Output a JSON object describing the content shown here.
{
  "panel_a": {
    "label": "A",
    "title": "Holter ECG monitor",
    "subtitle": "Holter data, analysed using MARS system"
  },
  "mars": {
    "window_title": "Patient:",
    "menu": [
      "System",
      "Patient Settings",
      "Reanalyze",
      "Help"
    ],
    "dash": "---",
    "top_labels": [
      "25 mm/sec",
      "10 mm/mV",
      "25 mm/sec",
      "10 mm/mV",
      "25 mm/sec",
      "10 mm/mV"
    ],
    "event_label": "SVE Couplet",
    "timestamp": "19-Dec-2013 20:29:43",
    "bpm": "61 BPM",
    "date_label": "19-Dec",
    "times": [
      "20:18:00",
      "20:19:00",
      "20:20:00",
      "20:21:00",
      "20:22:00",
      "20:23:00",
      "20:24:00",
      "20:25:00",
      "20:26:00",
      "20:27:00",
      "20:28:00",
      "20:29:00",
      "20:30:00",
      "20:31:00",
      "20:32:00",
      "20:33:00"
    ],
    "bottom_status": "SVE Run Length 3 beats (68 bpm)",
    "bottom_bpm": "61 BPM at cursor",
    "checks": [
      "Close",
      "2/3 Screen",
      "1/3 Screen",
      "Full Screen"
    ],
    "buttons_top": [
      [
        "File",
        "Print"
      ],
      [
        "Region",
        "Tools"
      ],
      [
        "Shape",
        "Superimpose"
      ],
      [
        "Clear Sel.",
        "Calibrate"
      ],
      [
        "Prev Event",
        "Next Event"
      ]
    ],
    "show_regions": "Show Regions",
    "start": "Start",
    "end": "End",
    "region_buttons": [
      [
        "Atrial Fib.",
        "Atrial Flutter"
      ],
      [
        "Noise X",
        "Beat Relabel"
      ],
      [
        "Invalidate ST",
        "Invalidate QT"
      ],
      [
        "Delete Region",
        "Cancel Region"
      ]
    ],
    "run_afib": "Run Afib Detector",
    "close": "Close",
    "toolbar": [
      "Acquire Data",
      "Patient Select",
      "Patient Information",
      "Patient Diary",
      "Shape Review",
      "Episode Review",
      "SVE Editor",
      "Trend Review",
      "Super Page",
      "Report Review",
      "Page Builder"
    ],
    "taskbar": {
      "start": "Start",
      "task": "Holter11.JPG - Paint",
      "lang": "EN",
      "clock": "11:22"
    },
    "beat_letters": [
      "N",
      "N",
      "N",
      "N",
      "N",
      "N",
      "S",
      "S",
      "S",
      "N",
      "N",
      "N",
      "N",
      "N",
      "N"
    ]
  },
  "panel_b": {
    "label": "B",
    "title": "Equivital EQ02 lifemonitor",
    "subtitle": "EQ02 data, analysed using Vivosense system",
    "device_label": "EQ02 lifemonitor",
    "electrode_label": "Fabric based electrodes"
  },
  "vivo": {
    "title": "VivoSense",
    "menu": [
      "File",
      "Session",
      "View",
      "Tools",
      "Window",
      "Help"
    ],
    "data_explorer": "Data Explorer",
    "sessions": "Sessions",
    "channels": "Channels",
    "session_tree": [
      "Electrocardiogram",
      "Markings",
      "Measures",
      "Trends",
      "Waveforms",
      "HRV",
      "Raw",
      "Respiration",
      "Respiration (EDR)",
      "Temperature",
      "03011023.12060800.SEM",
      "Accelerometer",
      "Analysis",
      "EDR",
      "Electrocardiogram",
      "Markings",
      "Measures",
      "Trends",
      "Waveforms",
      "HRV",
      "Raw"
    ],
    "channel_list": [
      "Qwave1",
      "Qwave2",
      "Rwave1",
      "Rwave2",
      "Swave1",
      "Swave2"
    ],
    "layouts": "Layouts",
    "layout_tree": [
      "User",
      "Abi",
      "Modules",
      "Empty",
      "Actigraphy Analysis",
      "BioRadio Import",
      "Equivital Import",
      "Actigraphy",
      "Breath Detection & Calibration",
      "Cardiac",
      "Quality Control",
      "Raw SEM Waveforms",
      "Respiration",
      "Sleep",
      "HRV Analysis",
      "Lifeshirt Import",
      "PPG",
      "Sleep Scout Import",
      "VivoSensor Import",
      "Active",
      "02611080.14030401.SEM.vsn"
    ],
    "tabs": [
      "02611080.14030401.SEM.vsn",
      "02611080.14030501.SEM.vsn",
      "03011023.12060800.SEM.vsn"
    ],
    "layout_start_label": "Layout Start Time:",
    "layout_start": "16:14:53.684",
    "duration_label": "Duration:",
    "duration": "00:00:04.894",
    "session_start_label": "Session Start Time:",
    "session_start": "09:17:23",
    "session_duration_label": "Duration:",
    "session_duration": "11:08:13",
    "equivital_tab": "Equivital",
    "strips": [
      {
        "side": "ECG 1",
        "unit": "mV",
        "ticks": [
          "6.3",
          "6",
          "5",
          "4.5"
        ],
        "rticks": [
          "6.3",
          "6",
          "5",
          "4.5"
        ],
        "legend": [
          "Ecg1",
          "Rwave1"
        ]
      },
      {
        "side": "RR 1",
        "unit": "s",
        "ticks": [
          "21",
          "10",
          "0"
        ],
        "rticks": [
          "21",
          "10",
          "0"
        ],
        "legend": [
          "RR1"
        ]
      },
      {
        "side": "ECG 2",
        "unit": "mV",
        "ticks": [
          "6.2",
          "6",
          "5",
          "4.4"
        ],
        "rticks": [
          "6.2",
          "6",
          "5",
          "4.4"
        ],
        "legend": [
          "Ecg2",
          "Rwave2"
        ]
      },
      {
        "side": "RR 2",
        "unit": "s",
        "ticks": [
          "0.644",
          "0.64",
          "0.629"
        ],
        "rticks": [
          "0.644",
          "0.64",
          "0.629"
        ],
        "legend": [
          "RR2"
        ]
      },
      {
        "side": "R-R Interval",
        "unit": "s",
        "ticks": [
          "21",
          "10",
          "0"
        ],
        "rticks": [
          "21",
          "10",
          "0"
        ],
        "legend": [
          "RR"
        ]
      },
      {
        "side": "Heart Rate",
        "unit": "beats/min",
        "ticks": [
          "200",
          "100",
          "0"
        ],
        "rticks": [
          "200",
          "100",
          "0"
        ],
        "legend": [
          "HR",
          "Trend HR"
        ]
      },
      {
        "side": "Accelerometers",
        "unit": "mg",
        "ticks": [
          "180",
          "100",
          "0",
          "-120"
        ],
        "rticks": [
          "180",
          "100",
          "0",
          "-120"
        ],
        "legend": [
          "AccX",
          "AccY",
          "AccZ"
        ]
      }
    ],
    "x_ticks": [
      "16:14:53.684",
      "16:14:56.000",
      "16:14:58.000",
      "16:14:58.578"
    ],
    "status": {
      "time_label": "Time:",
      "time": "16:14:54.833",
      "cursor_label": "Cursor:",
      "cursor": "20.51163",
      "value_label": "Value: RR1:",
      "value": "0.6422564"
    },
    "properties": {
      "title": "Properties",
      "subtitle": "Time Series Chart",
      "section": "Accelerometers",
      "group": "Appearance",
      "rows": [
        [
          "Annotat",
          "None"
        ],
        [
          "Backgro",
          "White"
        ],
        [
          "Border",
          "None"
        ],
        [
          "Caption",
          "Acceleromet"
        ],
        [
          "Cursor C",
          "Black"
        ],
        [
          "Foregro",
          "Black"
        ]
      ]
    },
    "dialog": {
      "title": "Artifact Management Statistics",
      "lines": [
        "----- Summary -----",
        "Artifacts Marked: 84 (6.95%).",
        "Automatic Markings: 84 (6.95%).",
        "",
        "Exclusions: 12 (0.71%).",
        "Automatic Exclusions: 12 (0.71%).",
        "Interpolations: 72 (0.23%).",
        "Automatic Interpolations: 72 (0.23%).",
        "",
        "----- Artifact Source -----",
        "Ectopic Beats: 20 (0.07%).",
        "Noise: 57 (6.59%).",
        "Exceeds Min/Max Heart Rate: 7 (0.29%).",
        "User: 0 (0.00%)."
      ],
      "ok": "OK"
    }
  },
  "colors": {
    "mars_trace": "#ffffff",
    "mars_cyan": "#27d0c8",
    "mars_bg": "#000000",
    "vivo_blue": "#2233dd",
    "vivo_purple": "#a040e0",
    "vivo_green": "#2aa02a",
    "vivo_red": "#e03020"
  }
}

────────────────

DIRECTIONS FOR THIS TASK: Return each line with "Accelerometers".

RESULT OF THIS EXERCISE:
        "side": "Accelerometers",
      "section": "Accelerometers",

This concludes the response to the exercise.